> [Supplied records]:
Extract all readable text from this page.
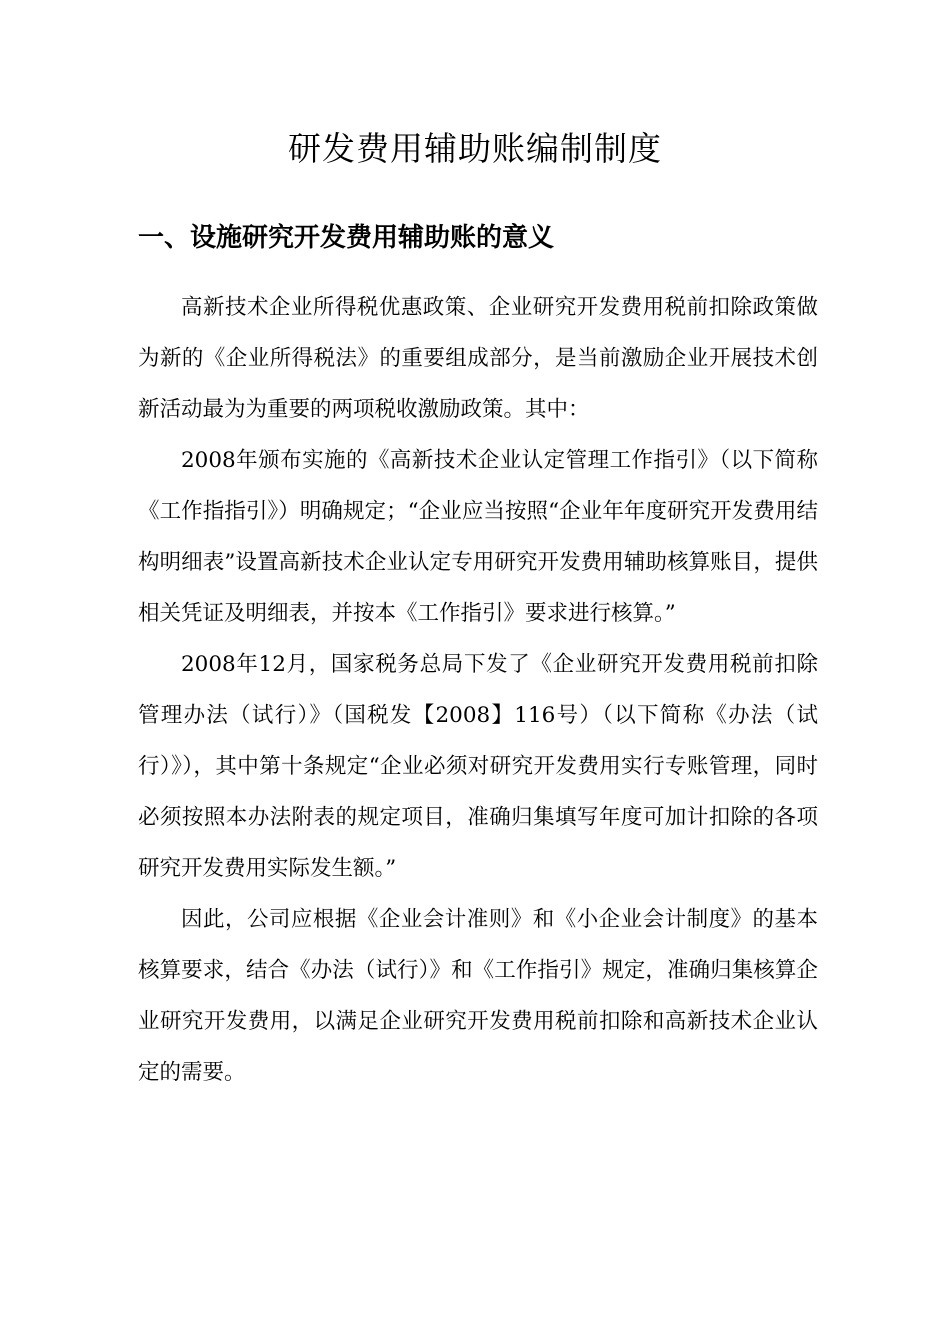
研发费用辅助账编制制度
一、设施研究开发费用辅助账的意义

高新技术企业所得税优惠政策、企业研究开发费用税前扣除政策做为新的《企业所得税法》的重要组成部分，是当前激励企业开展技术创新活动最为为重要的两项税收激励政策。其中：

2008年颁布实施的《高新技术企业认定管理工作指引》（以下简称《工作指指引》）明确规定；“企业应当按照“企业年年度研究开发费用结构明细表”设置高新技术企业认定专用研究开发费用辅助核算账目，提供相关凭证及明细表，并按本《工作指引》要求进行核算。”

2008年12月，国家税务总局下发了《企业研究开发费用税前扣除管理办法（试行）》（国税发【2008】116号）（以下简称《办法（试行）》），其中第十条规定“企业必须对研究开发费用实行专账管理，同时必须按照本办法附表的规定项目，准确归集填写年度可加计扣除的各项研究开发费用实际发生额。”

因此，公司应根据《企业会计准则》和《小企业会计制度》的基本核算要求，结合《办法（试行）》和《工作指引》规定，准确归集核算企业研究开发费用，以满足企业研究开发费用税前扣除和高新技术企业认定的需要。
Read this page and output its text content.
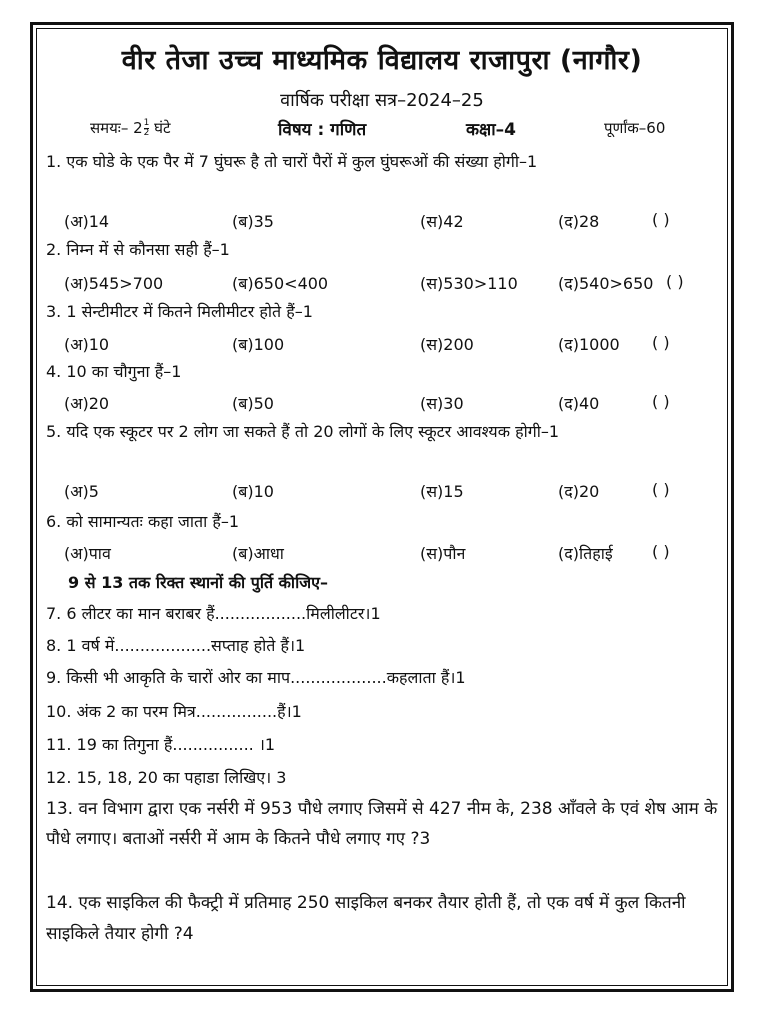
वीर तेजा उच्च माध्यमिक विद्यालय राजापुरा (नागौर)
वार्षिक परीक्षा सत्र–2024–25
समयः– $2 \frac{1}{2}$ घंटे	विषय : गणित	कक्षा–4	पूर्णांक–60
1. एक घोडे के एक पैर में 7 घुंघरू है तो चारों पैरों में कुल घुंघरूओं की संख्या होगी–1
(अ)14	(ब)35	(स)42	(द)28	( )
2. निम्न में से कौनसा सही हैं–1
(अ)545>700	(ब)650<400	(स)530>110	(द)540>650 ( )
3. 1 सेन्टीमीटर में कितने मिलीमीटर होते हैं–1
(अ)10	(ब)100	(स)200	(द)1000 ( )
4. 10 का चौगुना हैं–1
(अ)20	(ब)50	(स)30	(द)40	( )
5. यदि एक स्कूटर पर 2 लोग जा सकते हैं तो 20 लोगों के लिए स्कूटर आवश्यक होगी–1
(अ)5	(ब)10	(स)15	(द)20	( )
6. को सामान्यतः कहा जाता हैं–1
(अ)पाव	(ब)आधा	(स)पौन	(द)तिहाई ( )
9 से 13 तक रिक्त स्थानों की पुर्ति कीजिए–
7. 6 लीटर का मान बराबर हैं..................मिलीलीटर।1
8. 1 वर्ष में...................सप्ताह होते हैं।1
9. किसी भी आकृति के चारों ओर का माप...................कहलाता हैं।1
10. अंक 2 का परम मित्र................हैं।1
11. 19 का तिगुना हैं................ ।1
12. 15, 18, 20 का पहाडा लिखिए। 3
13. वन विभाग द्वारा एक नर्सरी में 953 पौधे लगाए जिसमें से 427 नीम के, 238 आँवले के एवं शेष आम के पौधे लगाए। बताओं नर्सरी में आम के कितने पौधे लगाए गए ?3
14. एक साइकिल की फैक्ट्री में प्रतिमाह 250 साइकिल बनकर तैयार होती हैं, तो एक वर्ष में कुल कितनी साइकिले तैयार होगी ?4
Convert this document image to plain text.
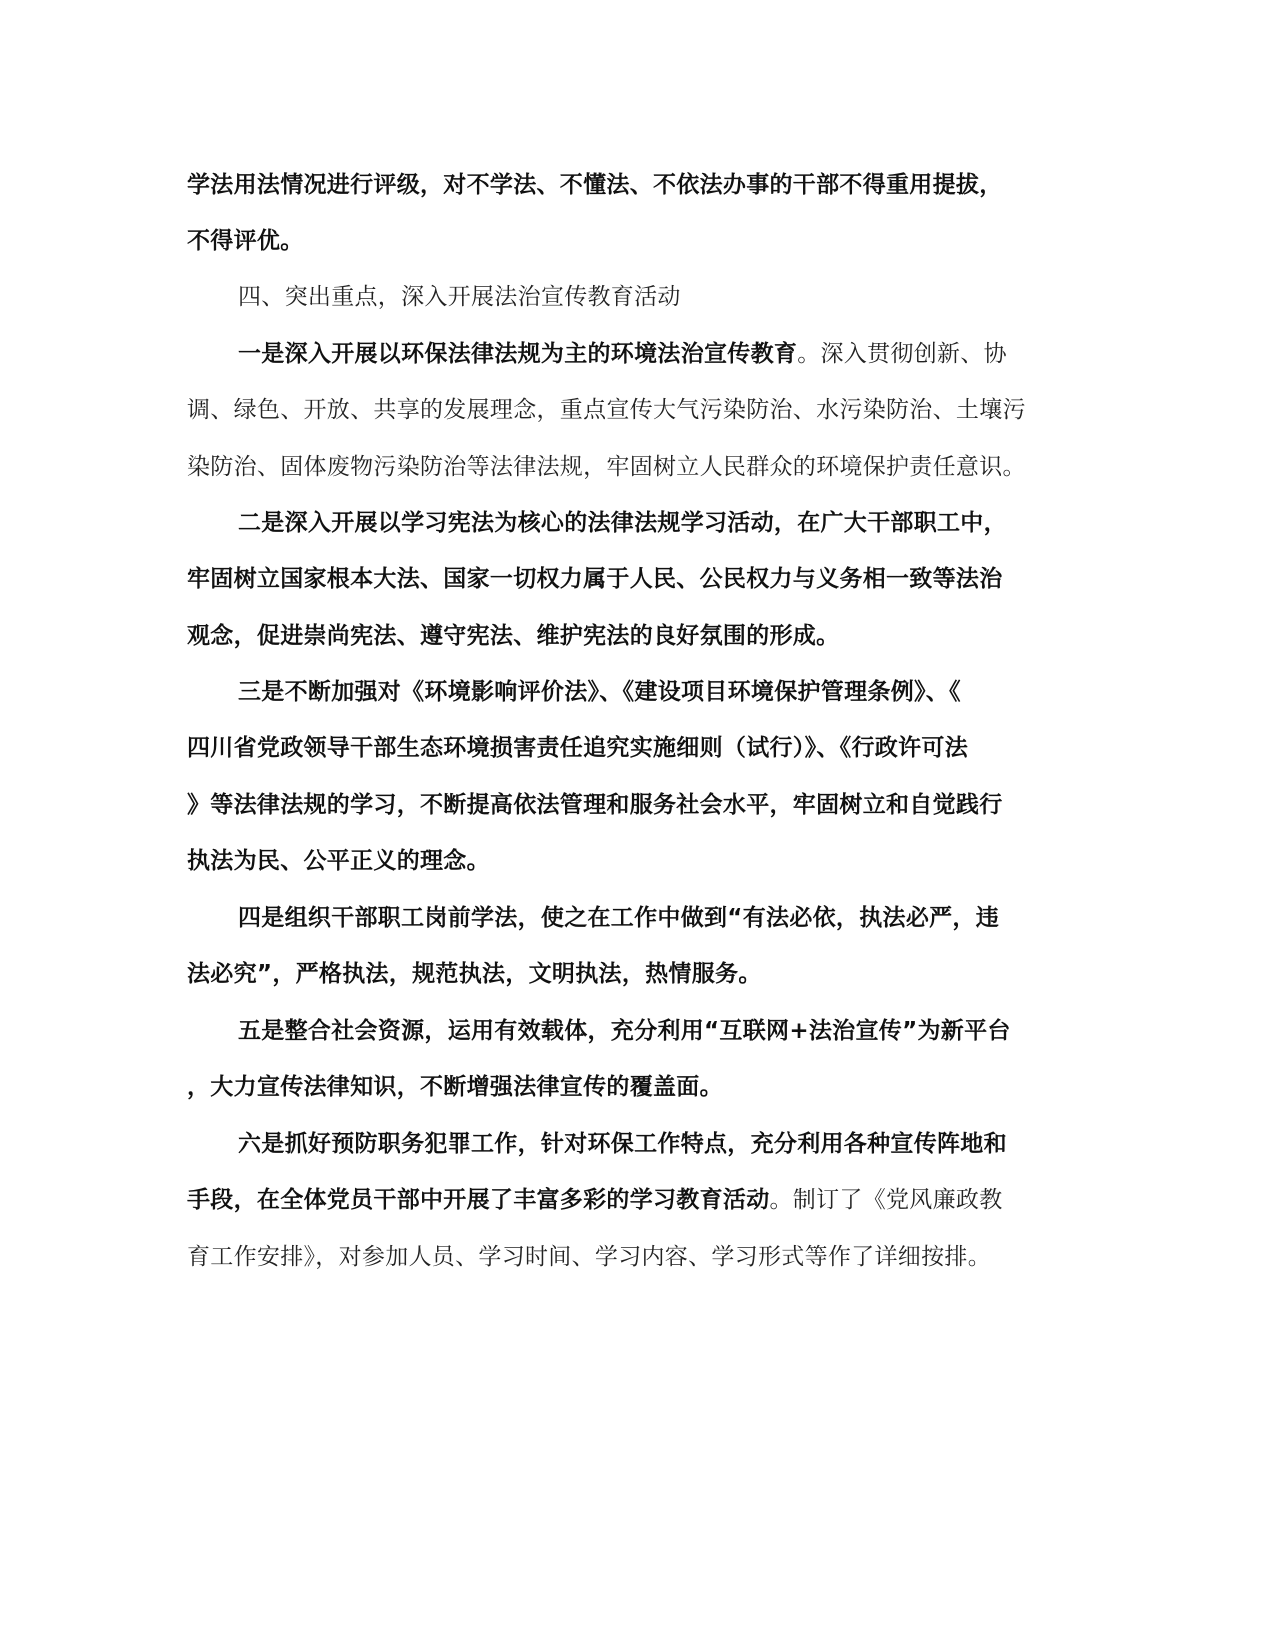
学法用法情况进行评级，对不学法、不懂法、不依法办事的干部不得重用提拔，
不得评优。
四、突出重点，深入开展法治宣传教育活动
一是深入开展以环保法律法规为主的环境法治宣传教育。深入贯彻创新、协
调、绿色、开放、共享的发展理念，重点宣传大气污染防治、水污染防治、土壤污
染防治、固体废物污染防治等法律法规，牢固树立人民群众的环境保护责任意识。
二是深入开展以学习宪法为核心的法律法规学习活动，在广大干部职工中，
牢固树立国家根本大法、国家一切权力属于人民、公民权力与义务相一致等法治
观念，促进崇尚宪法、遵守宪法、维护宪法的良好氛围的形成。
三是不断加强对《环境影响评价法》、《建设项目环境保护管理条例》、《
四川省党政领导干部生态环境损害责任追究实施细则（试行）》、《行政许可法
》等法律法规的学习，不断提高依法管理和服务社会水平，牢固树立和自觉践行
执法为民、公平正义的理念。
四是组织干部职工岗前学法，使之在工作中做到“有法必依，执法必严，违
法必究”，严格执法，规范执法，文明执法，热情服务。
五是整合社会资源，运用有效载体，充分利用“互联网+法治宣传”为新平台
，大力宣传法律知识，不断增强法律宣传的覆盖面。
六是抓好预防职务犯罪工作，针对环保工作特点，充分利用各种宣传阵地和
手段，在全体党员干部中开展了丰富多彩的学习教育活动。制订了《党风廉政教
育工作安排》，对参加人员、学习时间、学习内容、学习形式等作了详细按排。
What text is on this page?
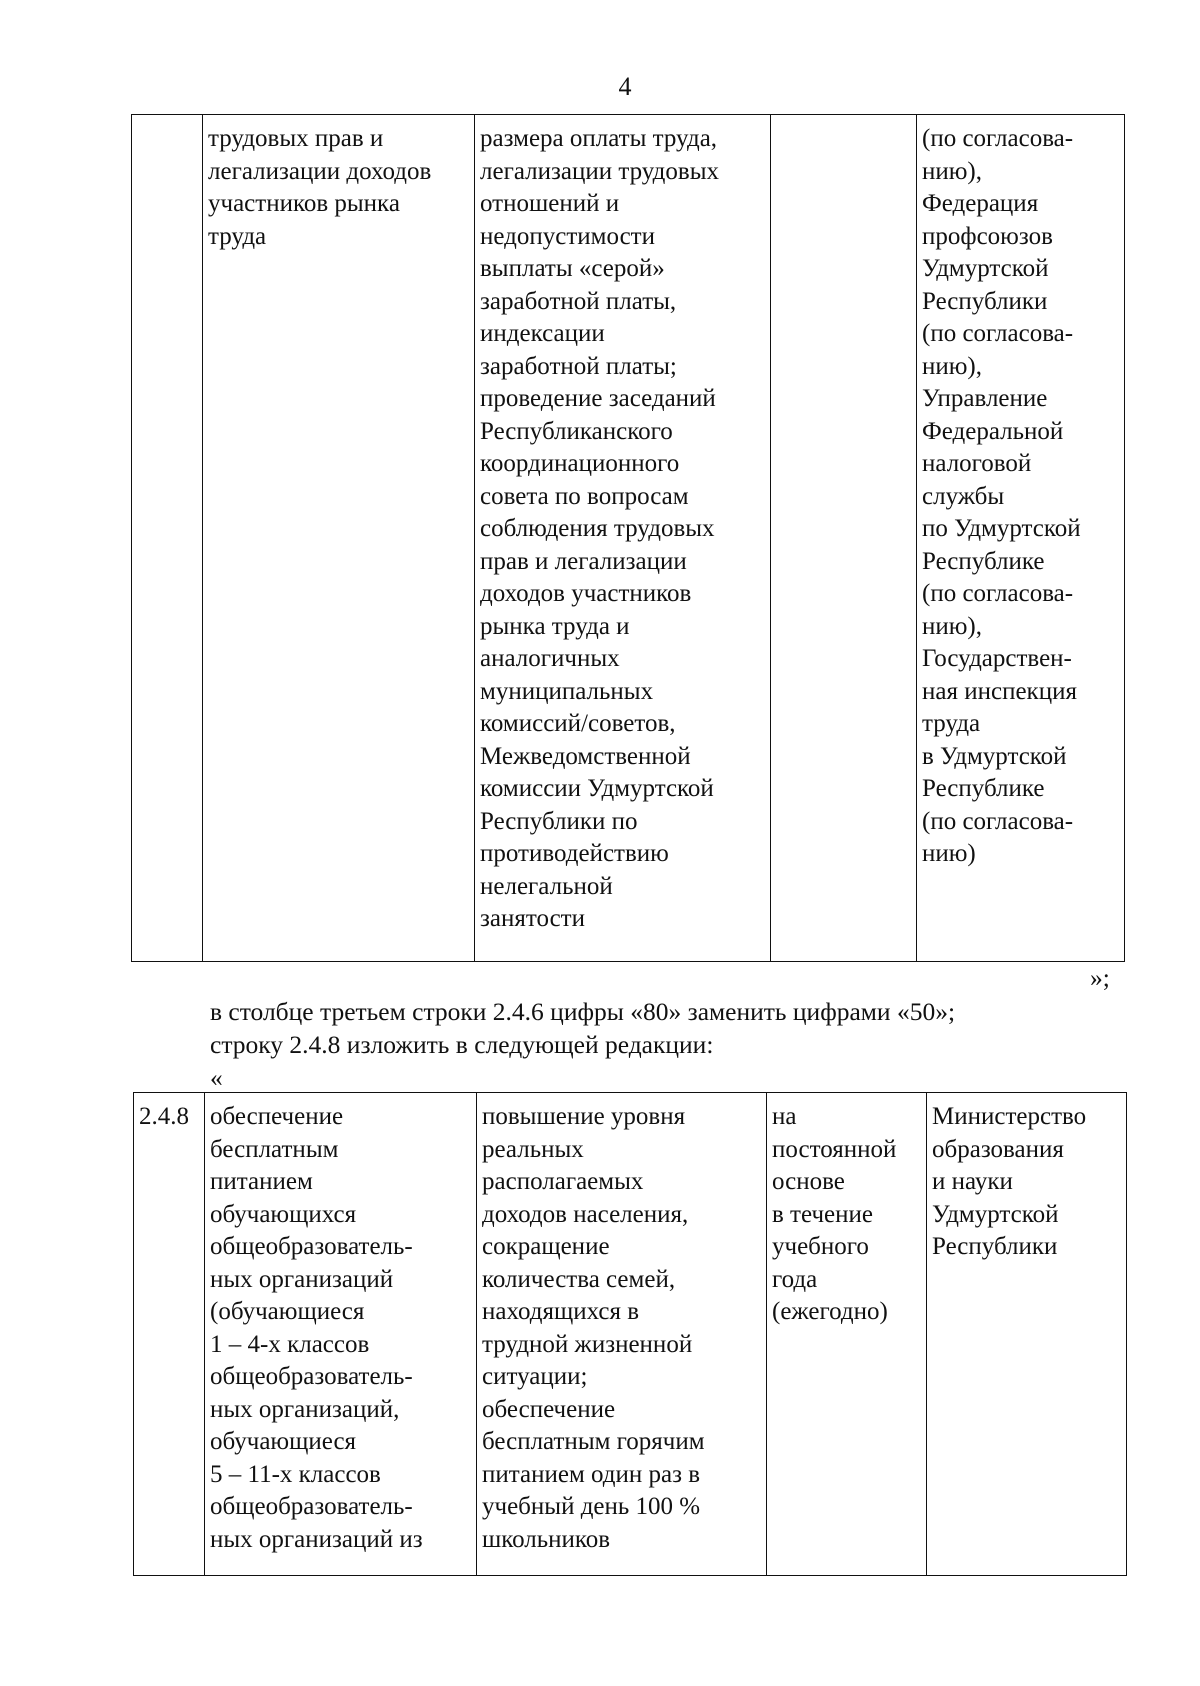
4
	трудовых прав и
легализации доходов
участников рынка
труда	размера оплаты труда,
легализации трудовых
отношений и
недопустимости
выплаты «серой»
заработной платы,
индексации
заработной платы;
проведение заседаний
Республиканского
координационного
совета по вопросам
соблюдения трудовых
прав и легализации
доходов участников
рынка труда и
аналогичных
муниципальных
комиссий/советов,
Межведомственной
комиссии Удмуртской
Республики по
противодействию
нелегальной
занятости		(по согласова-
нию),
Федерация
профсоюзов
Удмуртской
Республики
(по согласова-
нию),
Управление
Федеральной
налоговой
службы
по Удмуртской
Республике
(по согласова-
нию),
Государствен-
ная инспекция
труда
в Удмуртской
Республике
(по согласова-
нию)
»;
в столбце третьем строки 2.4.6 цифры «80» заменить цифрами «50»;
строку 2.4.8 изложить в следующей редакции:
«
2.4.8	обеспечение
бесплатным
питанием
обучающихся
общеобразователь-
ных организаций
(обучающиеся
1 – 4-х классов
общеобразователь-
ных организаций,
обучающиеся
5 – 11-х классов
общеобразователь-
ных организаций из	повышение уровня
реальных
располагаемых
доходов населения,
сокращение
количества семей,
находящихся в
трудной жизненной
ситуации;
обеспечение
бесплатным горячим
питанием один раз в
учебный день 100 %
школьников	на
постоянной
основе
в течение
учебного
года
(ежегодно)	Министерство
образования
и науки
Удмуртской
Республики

> [What the task asks]:
Copy the entries above faithfully and omit every image.

> [Answer to this exercise]:
Extract all readable text from this page.
研发费用辅助账编制制度
一、设施研究开发费用辅助账的意义

高新技术企业所得税优惠政策、企业研究开发费用税前扣除政策做为新的《企业所得税法》的重要组成部分，是当前激励企业开展技术创新活动最为为重要的两项税收激励政策。其中：

2008年颁布实施的《高新技术企业认定管理工作指引》（以下简称《工作指指引》）明确规定；“企业应当按照“企业年年度研究开发费用结构明细表”设置高新技术企业认定专用研究开发费用辅助核算账目，提供相关凭证及明细表，并按本《工作指引》要求进行核算。”

2008年12月，国家税务总局下发了《企业研究开发费用税前扣除管理办法（试行）》（国税发【2008】116号）（以下简称《办法（试行）》），其中第十条规定“企业必须对研究开发费用实行专账管理，同时必须按照本办法附表的规定项目，准确归集填写年度可加计扣除的各项研究开发费用实际发生额。”

因此，公司应根据《企业会计准则》和《小企业会计制度》的基本核算要求，结合《办法（试行）》和《工作指引》规定，准确归集核算企业研究开发费用，以满足企业研究开发费用税前扣除和高新技术企业认定的需要。
Read this page and output its text content.
वीर तेजा उच्च माध्यमिक विद्यालय राजापुरा (नागौर)
वार्षिक परीक्षा सत्र–2024–25
समयः– $2 \frac{1}{2}$ घंटे	विषय : गणित	कक्षा–4	पूर्णांक–60
1. एक घोडे के एक पैर में 7 घुंघरू है तो चारों पैरों में कुल घुंघरूओं की संख्या होगी–1
(अ)14	(ब)35	(स)42	(द)28	( )
2. निम्न में से कौनसा सही हैं–1
(अ)545>700	(ब)650<400	(स)530>110	(द)540>650 ( )
3. 1 सेन्टीमीटर में कितने मिलीमीटर होते हैं–1
(अ)10	(ब)100	(स)200	(द)1000 ( )
4. 10 का चौगुना हैं–1
(अ)20	(ब)50	(स)30	(द)40	( )
5. यदि एक स्कूटर पर 2 लोग जा सकते हैं तो 20 लोगों के लिए स्कूटर आवश्यक होगी–1
(अ)5	(ब)10	(स)15	(द)20	( )
6. को सामान्यतः कहा जाता हैं–1
(अ)पाव	(ब)आधा	(स)पौन	(द)तिहाई ( )
9 से 13 तक रिक्त स्थानों की पुर्ति कीजिए–
7. 6 लीटर का मान बराबर हैं..................मिलीलीटर।1
8. 1 वर्ष में...................सप्ताह होते हैं।1
9. किसी भी आकृति के चारों ओर का माप...................कहलाता हैं।1
10. अंक 2 का परम मित्र................हैं।1
11. 19 का तिगुना हैं................ ।1
12. 15, 18, 20 का पहाडा लिखिए। 3
13. वन विभाग द्वारा एक नर्सरी में 953 पौधे लगाए जिसमें से 427 नीम के, 238 आँवले के एवं शेष आम के पौधे लगाए। बताओं नर्सरी में आम के कितने पौधे लगाए गए ?3
14. एक साइकिल की फैक्ट्री में प्रतिमाह 250 साइकिल बनकर तैयार होती हैं, तो एक वर्ष में कुल कितनी साइकिले तैयार होगी ?4
Convert this document image to plain text.
学法用法情况进行评级，对不学法、不懂法、不依法办事的干部不得重用提拔，
不得评优。
四、突出重点，深入开展法治宣传教育活动
一是深入开展以环保法律法规为主的环境法治宣传教育。深入贯彻创新、协
调、绿色、开放、共享的发展理念，重点宣传大气污染防治、水污染防治、土壤污
染防治、固体废物污染防治等法律法规，牢固树立人民群众的环境保护责任意识。
二是深入开展以学习宪法为核心的法律法规学习活动，在广大干部职工中，
牢固树立国家根本大法、国家一切权力属于人民、公民权力与义务相一致等法治
观念，促进崇尚宪法、遵守宪法、维护宪法的良好氛围的形成。
三是不断加强对《环境影响评价法》、《建设项目环境保护管理条例》、《
四川省党政领导干部生态环境损害责任追究实施细则（试行）》、《行政许可法
》等法律法规的学习，不断提高依法管理和服务社会水平，牢固树立和自觉践行
执法为民、公平正义的理念。
四是组织干部职工岗前学法，使之在工作中做到“有法必依，执法必严，违
法必究”，严格执法，规范执法，文明执法，热情服务。
五是整合社会资源，运用有效载体，充分利用“互联网+法治宣传”为新平台
，大力宣传法律知识，不断增强法律宣传的覆盖面。
六是抓好预防职务犯罪工作，针对环保工作特点，充分利用各种宣传阵地和
手段，在全体党员干部中开展了丰富多彩的学习教育活动。制订了《党风廉政教
育工作安排》，对参加人员、学习时间、学习内容、学习形式等作了详细按排。
What text is on this page?
4
	трудовых прав и
легализации доходов
участников рынка
труда	размера оплаты труда,
легализации трудовых
отношений и
недопустимости
выплаты «серой»
заработной платы,
индексации
заработной платы;
проведение заседаний
Республиканского
координационного
совета по вопросам
соблюдения трудовых
прав и легализации
доходов участников
рынка труда и
аналогичных
муниципальных
комиссий/советов,
Межведомственной
комиссии Удмуртской
Республики по
противодействию
нелегальной
занятости		(по согласова-
нию),
Федерация
профсоюзов
Удмуртской
Республики
(по согласова-
нию),
Управление
Федеральной
налоговой
службы
по Удмуртской
Республике
(по согласова-
нию),
Государствен-
ная инспекция
труда
в Удмуртской
Республике
(по согласова-
нию)
»;
в столбце третьем строки 2.4.6 цифры «80» заменить цифрами «50»;
строку 2.4.8 изложить в следующей редакции:
«
2.4.8	обеспечение
бесплатным
питанием
обучающихся
общеобразователь-
ных организаций
(обучающиеся
1 – 4-х классов
общеобразователь-
ных организаций,
обучающиеся
5 – 11-х классов
общеобразователь-
ных организаций из	повышение уровня
реальных
располагаемых
доходов населения,
сокращение
количества семей,
находящихся в
трудной жизненной
ситуации;
обеспечение
бесплатным горячим
питанием один раз в
учебный день 100 %
школьников	на
постоянной
основе
в течение
учебного
года
(ежегодно)	Министерство
образования
и науки
Удмуртской
Республики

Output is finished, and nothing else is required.